(Figure data in JSON)
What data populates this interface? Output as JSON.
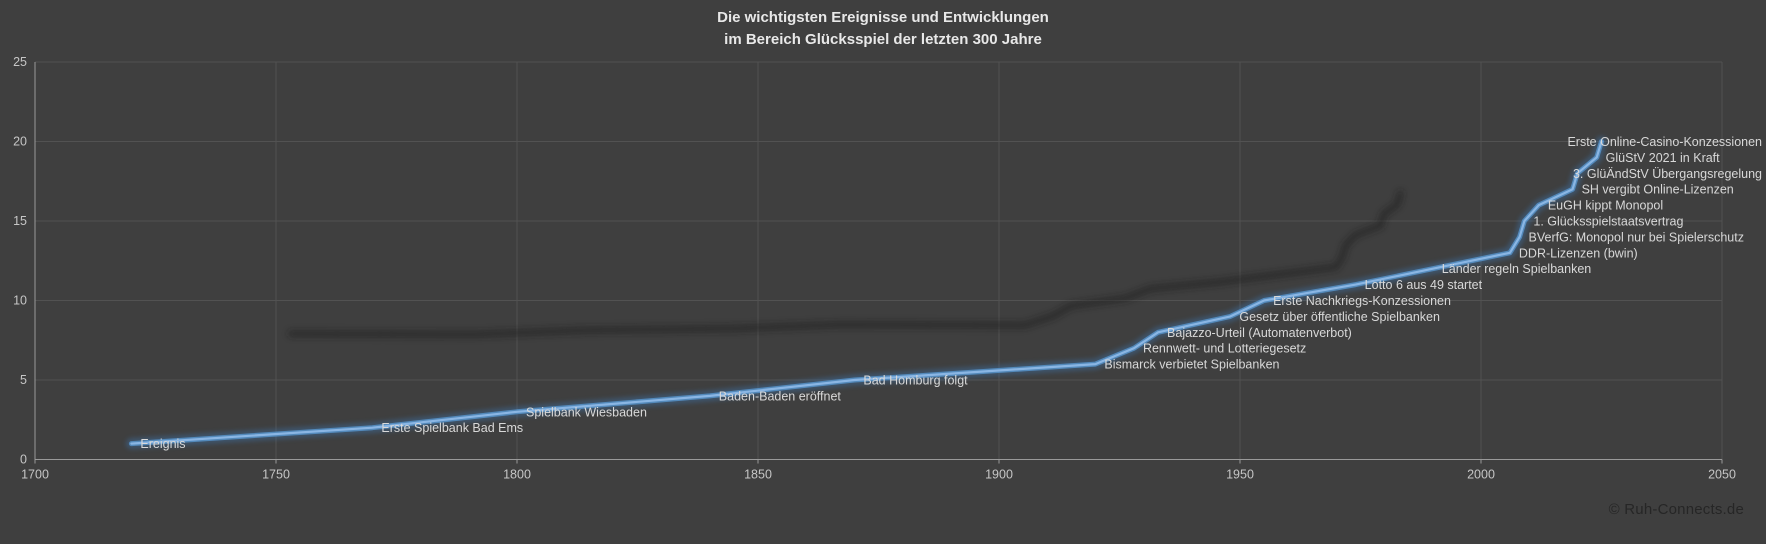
{
  "header": {
    "lines": [
      "Die wichtigsten Ereignisse und Entwicklungen",
      "im Bereich Glücksspiel der letzten 300 Jahre"
    ]
  },
  "footer": {
    "copyright": "© Ruh-Connects.de"
  },
  "colors": {
    "background": "#3F3F3F",
    "grid": "#525252",
    "axis": "#9A9A9A",
    "tick_label": "#C6C6C6",
    "title": "#E8E8E8",
    "data_label": "#D8D8D8",
    "line_core": "#8AB6E4",
    "line_main": "#5B9BD5",
    "line_glow": "#3E6FA3",
    "line_shadow": "#1C1C1C",
    "copyright": "#262626"
  },
  "chart_data": {
    "type": "line",
    "title": "Die wichtigsten Ereignisse und Entwicklungen im Bereich Glücksspiel der letzten 300 Jahre",
    "xlabel": "",
    "ylabel": "",
    "grid": true,
    "legend_position": "none",
    "series_name": "Ereignis",
    "x_axis": {
      "min": 1700,
      "max": 2050,
      "tick_interval": 50,
      "ticks": [
        1700,
        1750,
        1800,
        1850,
        1900,
        1950,
        2000,
        2050
      ]
    },
    "y_axis": {
      "min": 0,
      "max": 25,
      "tick_interval": 5,
      "ticks": [
        0,
        5,
        10,
        15,
        20,
        25
      ]
    },
    "points": [
      {
        "year": 1720,
        "value": 1,
        "label": "Ereignis"
      },
      {
        "year": 1770,
        "value": 2,
        "label": "Erste Spielbank Bad Ems"
      },
      {
        "year": 1800,
        "value": 3,
        "label": "Spielbank Wiesbaden"
      },
      {
        "year": 1840,
        "value": 4,
        "label": "Baden-Baden eröffnet"
      },
      {
        "year": 1870,
        "value": 5,
        "label": "Bad Homburg folgt"
      },
      {
        "year": 1920,
        "value": 6,
        "label": "Bismarck verbietet Spielbanken"
      },
      {
        "year": 1928,
        "value": 7,
        "label": "Rennwett- und Lotteriegesetz"
      },
      {
        "year": 1933,
        "value": 8,
        "label": "Bajazzo-Urteil (Automatenverbot)"
      },
      {
        "year": 1948,
        "value": 9,
        "label": "Gesetz über öffentliche Spielbanken"
      },
      {
        "year": 1955,
        "value": 10,
        "label": "Erste Nachkriegs-Konzessionen"
      },
      {
        "year": 1974,
        "value": 11,
        "label": "Lotto 6 aus 49 startet"
      },
      {
        "year": 1990,
        "value": 12,
        "label": "Länder regeln Spielbanken"
      },
      {
        "year": 2006,
        "value": 13,
        "label": "DDR-Lizenzen (bwin)"
      },
      {
        "year": 2008,
        "value": 14,
        "label": "BVerfG: Monopol nur bei Spielerschutz"
      },
      {
        "year": 2009,
        "value": 15,
        "label": "1. Glücksspielstaatsvertrag"
      },
      {
        "year": 2012,
        "value": 16,
        "label": "EuGH kippt Monopol"
      },
      {
        "year": 2019,
        "value": 17,
        "label": "SH vergibt Online-Lizenzen"
      },
      {
        "year": 2020,
        "value": 18,
        "label": "3. GlüÄndStV Übergangsregelung"
      },
      {
        "year": 2024,
        "value": 19,
        "label": "GlüStV 2021 in Kraft"
      },
      {
        "year": 2025,
        "value": 20,
        "label": "Erste Online-Casino-Konzessionen"
      }
    ]
  }
}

* [Task] Using the material above, retype each entry exactly and omit the pictures.

* [Correct output]
What data populates this interface? Output as JSON.
{
  "header": {
    "lines": [
      "Die wichtigsten Ereignisse und Entwicklungen",
      "im Bereich Glücksspiel der letzten 300 Jahre"
    ]
  },
  "footer": {
    "copyright": "© Ruh-Connects.de"
  },
  "colors": {
    "background": "#3F3F3F",
    "grid": "#525252",
    "axis": "#9A9A9A",
    "tick_label": "#C6C6C6",
    "title": "#E8E8E8",
    "data_label": "#D8D8D8",
    "line_core": "#8AB6E4",
    "line_main": "#5B9BD5",
    "line_glow": "#3E6FA3",
    "line_shadow": "#1C1C1C",
    "copyright": "#262626"
  },
  "chart_data": {
    "type": "line",
    "title": "Die wichtigsten Ereignisse und Entwicklungen im Bereich Glücksspiel der letzten 300 Jahre",
    "xlabel": "",
    "ylabel": "",
    "grid": true,
    "legend_position": "none",
    "series_name": "Ereignis",
    "x_axis": {
      "min": 1700,
      "max": 2050,
      "tick_interval": 50,
      "ticks": [
        1700,
        1750,
        1800,
        1850,
        1900,
        1950,
        2000,
        2050
      ]
    },
    "y_axis": {
      "min": 0,
      "max": 25,
      "tick_interval": 5,
      "ticks": [
        0,
        5,
        10,
        15,
        20,
        25
      ]
    },
    "points": [
      {
        "year": 1720,
        "value": 1,
        "label": "Ereignis"
      },
      {
        "year": 1770,
        "value": 2,
        "label": "Erste Spielbank Bad Ems"
      },
      {
        "year": 1800,
        "value": 3,
        "label": "Spielbank Wiesbaden"
      },
      {
        "year": 1840,
        "value": 4,
        "label": "Baden-Baden eröffnet"
      },
      {
        "year": 1870,
        "value": 5,
        "label": "Bad Homburg folgt"
      },
      {
        "year": 1920,
        "value": 6,
        "label": "Bismarck verbietet Spielbanken"
      },
      {
        "year": 1928,
        "value": 7,
        "label": "Rennwett- und Lotteriegesetz"
      },
      {
        "year": 1933,
        "value": 8,
        "label": "Bajazzo-Urteil (Automatenverbot)"
      },
      {
        "year": 1948,
        "value": 9,
        "label": "Gesetz über öffentliche Spielbanken"
      },
      {
        "year": 1955,
        "value": 10,
        "label": "Erste Nachkriegs-Konzessionen"
      },
      {
        "year": 1974,
        "value": 11,
        "label": "Lotto 6 aus 49 startet"
      },
      {
        "year": 1990,
        "value": 12,
        "label": "Länder regeln Spielbanken"
      },
      {
        "year": 2006,
        "value": 13,
        "label": "DDR-Lizenzen (bwin)"
      },
      {
        "year": 2008,
        "value": 14,
        "label": "BVerfG: Monopol nur bei Spielerschutz"
      },
      {
        "year": 2009,
        "value": 15,
        "label": "1. Glücksspielstaatsvertrag"
      },
      {
        "year": 2012,
        "value": 16,
        "label": "EuGH kippt Monopol"
      },
      {
        "year": 2019,
        "value": 17,
        "label": "SH vergibt Online-Lizenzen"
      },
      {
        "year": 2020,
        "value": 18,
        "label": "3. GlüÄndStV Übergangsregelung"
      },
      {
        "year": 2024,
        "value": 19,
        "label": "GlüStV 2021 in Kraft"
      },
      {
        "year": 2025,
        "value": 20,
        "label": "Erste Online-Casino-Konzessionen"
      }
    ]
  }
}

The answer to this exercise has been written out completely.